### Goal of the exercise:
Duplicate the lines starting at the one containing "What elements are" and ending at the one containing "y-tick-label: 0.7 — [167, 204, 191, 222]", with both included.

Part of a data file
+===+

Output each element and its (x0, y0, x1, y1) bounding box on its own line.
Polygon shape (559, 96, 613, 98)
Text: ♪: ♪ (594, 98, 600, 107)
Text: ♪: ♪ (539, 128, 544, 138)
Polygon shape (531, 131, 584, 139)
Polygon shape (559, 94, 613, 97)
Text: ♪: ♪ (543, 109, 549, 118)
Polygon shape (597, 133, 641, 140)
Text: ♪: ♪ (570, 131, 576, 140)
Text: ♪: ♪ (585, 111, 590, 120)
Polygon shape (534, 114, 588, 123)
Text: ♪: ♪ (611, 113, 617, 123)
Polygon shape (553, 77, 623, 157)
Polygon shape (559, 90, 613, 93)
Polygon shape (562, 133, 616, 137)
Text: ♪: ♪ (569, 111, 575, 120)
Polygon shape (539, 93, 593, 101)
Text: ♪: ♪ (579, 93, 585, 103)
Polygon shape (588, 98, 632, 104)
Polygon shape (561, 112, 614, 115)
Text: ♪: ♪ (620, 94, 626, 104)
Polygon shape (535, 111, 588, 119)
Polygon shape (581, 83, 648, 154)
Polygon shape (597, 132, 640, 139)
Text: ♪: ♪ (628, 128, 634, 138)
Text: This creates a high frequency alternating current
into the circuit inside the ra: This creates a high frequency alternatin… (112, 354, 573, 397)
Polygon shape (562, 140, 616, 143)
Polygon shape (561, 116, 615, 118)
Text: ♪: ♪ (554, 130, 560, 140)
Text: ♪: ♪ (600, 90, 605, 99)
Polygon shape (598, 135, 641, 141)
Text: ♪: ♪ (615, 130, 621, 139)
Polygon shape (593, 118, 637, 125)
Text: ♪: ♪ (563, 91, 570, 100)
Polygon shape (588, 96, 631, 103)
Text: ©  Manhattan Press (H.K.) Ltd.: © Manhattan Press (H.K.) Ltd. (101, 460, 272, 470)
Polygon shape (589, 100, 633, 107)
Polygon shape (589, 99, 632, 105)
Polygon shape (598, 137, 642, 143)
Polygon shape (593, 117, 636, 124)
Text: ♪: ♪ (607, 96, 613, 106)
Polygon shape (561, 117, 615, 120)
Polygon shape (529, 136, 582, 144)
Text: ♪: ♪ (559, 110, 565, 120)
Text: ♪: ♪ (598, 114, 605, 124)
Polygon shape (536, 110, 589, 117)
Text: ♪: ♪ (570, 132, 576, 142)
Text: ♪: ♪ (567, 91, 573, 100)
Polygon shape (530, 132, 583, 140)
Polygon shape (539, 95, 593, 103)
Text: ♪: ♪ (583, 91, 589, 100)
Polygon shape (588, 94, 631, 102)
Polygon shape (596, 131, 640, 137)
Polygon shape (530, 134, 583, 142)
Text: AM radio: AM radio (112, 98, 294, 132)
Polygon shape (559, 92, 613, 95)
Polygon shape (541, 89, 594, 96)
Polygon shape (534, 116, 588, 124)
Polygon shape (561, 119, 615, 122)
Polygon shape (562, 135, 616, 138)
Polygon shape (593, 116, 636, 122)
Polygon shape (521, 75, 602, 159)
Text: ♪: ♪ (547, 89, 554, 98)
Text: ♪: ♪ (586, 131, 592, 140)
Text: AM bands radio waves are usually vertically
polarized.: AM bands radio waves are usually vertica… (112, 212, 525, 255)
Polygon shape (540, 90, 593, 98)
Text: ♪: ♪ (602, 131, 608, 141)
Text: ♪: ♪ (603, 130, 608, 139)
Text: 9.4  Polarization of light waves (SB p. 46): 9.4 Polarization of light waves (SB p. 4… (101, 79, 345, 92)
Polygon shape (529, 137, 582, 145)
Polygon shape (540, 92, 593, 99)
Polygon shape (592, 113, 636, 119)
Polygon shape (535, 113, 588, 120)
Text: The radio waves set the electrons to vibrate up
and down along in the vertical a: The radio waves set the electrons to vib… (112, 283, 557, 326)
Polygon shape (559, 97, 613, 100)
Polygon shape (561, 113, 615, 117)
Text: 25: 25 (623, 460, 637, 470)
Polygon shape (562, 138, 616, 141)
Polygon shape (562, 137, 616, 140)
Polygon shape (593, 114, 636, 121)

+===+

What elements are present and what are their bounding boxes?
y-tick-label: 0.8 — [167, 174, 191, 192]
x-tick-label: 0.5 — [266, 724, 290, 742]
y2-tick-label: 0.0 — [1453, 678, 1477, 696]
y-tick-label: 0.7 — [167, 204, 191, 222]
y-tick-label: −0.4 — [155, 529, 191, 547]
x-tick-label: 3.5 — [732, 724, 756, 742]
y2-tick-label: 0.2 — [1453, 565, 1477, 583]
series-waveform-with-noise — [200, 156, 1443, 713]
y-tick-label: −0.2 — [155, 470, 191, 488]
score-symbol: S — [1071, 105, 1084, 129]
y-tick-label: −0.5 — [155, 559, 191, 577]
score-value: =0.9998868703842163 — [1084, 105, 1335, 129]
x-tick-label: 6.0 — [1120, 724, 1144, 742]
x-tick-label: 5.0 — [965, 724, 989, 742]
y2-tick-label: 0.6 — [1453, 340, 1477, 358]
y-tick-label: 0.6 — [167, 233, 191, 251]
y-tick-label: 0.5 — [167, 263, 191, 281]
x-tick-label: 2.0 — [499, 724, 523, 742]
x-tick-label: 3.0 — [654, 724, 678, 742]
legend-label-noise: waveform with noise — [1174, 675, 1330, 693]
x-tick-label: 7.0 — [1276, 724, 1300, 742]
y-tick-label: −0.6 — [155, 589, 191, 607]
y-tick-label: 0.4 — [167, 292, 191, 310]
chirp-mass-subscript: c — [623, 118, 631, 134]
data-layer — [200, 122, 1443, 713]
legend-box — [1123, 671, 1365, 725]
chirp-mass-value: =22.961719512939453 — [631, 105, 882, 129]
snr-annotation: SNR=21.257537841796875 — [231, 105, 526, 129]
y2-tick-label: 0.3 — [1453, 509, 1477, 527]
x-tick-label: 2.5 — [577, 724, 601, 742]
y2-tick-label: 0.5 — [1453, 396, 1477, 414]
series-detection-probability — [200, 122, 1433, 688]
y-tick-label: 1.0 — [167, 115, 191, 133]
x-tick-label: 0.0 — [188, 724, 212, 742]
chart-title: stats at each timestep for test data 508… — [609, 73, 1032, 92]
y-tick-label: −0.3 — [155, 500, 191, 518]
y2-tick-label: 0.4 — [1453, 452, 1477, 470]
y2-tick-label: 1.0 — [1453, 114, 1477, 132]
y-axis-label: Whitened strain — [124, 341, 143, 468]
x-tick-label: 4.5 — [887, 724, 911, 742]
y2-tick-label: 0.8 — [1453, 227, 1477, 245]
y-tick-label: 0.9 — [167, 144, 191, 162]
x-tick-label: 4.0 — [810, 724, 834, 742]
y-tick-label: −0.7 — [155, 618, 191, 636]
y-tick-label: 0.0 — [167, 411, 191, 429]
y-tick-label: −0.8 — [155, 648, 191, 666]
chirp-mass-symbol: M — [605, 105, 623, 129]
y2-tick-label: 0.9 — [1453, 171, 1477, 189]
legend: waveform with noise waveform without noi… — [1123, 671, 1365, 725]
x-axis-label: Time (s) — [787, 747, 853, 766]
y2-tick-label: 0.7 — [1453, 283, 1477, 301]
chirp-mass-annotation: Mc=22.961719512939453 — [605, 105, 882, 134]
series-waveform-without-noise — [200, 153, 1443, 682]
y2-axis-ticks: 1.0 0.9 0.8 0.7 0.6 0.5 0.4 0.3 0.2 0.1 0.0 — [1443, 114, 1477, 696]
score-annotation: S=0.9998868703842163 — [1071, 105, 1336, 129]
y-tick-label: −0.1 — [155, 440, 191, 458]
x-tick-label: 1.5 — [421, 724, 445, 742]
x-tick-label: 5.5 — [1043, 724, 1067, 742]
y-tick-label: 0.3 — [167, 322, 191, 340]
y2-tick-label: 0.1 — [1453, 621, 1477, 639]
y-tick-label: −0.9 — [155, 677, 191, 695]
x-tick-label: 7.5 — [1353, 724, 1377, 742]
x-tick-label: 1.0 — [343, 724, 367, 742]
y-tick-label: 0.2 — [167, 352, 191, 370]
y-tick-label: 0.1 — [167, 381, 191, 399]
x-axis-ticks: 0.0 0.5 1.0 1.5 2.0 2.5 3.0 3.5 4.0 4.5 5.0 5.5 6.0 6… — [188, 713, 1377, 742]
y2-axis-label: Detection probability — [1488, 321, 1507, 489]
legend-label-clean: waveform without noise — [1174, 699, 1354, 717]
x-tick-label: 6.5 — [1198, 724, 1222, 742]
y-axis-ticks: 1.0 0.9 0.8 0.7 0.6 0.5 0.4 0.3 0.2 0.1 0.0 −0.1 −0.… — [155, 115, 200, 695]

+===+

### Exercise response:
What elements are present and what are their bounding boxes?
y-tick-label: 0.8 — [167, 174, 191, 192]
x-tick-label: 0.5 — [266, 724, 290, 742]
y2-tick-label: 0.0 — [1453, 678, 1477, 696]
y-tick-label: 0.7 — [167, 204, 191, 222]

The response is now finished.